Count down #1. Thursday will by my 3 year ttc-versary. I am not looking forward to it yet this date keeps popping up in my mind. I feel like its a bad movie. There is this day and no matter what I can not avoid that day. I can not deny that this day will be a hard day for me. I can't get over it or stop thinking about it. This day is a very real part of me and has made me be the women I am today.
Yoda's Mistress put it in such perfect word that I am going to quote her. She said, "I can't help but wonder: is it possible that the most painful aspect of infertility is not that I can't conceive but rather just simply that I can't???" OMG! I have had that thought floating in the back of my mind for a while now. I know that self doubt is not good so I have been pushing them back and telling myself it is natural to feel this way.
Count down #2. On Friday, I will get remeasured after finishing another boot camp. I am not feeling very hopeful since I took a week and a half off of working out to go to the UK and Finland. But, I am extremely proud of myself (given the number of beers I consumed) that I did not gain any weight (not even a pound) while out of the country. Yes! I am not certain that I will do any better on the timed tests on Friday but I will show up and do my best.
Count down #3. We will be leaving on our cruise on Saturday. I am so excited. My very first cruise. Ohh..and I love Mexico. Seriously, I could retire there!

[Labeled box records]
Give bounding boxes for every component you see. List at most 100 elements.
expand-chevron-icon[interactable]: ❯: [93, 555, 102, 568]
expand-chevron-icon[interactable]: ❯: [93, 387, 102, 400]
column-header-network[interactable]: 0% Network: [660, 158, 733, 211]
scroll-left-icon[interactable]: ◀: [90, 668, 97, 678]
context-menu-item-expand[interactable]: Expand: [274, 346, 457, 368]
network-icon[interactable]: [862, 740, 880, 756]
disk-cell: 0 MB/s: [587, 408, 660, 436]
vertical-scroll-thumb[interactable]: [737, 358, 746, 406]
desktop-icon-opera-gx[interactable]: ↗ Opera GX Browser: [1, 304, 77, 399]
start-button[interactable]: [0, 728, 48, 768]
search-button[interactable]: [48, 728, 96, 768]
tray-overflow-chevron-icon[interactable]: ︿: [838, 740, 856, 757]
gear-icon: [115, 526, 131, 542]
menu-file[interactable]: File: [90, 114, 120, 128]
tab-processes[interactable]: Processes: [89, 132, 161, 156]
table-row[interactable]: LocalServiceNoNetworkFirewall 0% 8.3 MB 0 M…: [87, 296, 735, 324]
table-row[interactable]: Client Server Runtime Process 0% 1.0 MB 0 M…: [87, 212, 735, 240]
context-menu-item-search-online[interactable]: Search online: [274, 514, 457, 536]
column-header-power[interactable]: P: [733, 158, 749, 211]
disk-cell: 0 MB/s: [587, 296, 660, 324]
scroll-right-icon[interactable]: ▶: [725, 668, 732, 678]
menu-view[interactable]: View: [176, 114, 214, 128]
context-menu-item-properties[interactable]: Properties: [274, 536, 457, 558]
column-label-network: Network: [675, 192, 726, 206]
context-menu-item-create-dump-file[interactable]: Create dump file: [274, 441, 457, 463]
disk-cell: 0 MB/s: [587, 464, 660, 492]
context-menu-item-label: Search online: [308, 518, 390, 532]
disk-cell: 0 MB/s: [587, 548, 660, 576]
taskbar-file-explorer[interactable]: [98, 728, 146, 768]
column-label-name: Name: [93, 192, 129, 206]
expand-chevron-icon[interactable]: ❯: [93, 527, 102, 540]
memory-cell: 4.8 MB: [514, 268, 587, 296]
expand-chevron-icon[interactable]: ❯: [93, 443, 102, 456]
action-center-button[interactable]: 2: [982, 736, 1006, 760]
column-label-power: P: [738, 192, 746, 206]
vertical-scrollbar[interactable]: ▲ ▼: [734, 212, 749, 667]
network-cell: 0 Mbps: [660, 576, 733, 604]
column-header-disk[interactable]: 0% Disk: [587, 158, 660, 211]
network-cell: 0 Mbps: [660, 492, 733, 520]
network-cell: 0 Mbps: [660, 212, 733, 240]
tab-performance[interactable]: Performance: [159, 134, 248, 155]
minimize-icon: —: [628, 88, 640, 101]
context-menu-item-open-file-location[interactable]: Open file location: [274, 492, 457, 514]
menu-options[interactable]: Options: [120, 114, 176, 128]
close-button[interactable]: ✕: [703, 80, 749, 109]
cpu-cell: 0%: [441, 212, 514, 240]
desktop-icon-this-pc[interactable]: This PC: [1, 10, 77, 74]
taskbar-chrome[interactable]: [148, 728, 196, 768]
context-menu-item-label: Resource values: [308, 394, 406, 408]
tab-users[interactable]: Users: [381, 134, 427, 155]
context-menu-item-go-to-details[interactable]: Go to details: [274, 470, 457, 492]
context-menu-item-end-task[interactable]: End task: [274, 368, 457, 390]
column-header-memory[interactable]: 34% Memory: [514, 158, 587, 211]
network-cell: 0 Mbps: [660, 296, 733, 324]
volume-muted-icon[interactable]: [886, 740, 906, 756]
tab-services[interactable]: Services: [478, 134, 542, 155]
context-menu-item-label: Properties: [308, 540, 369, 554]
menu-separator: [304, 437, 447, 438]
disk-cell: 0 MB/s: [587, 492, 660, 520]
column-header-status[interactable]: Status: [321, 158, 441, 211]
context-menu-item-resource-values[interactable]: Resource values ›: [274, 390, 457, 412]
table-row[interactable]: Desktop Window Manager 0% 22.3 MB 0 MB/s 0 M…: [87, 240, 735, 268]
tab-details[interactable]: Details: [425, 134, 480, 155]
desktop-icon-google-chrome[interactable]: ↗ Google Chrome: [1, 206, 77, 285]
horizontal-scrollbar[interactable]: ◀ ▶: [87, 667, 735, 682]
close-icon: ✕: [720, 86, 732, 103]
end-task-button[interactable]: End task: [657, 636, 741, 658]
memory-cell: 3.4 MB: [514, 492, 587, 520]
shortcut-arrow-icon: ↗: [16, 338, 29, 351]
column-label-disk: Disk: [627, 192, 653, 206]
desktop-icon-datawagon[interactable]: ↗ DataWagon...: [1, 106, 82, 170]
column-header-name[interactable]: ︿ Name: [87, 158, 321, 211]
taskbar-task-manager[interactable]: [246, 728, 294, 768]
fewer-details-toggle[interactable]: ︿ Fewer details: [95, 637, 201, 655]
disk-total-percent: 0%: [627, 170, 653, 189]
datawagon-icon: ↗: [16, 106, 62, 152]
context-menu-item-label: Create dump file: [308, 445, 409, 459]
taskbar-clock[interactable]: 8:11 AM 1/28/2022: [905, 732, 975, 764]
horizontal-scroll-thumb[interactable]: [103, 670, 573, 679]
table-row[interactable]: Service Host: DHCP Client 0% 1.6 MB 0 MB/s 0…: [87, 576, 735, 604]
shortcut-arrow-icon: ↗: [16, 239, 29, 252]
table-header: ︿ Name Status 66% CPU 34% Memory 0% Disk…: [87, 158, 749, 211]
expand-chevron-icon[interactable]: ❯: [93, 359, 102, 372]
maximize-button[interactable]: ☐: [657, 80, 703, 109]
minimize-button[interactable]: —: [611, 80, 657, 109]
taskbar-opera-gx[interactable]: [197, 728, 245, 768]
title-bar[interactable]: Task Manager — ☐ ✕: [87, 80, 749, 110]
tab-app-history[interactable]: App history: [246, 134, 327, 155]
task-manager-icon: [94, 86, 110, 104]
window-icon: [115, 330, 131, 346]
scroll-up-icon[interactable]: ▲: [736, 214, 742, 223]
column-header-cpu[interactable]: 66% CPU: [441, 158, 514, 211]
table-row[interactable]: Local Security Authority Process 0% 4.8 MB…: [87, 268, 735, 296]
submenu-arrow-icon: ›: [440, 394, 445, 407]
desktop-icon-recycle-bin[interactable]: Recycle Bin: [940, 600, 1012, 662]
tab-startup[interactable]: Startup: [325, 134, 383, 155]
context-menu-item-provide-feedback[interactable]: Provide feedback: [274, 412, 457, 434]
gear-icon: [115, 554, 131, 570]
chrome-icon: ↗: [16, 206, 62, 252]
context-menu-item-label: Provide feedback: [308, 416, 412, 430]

• [Parts of the exercise]
a – According to the blog post, on which day does the cruise leave?
b – Copy the labeled box rows verbatim, beginning with the first row and stopping after the line that contains "disk-cell: 0 MB/s: [587, 408, 660, 436]".
These rows are unrelated to the blog post.

• [Expected results]
a – Saturday.

b –
Give bounding boxes for every component you see. List at most 100 elements.
expand-chevron-icon[interactable]: ❯: [93, 555, 102, 568]
expand-chevron-icon[interactable]: ❯: [93, 387, 102, 400]
column-header-network[interactable]: 0% Network: [660, 158, 733, 211]
scroll-left-icon[interactable]: ◀: [90, 668, 97, 678]
context-menu-item-expand[interactable]: Expand: [274, 346, 457, 368]
network-icon[interactable]: [862, 740, 880, 756]
disk-cell: 0 MB/s: [587, 408, 660, 436]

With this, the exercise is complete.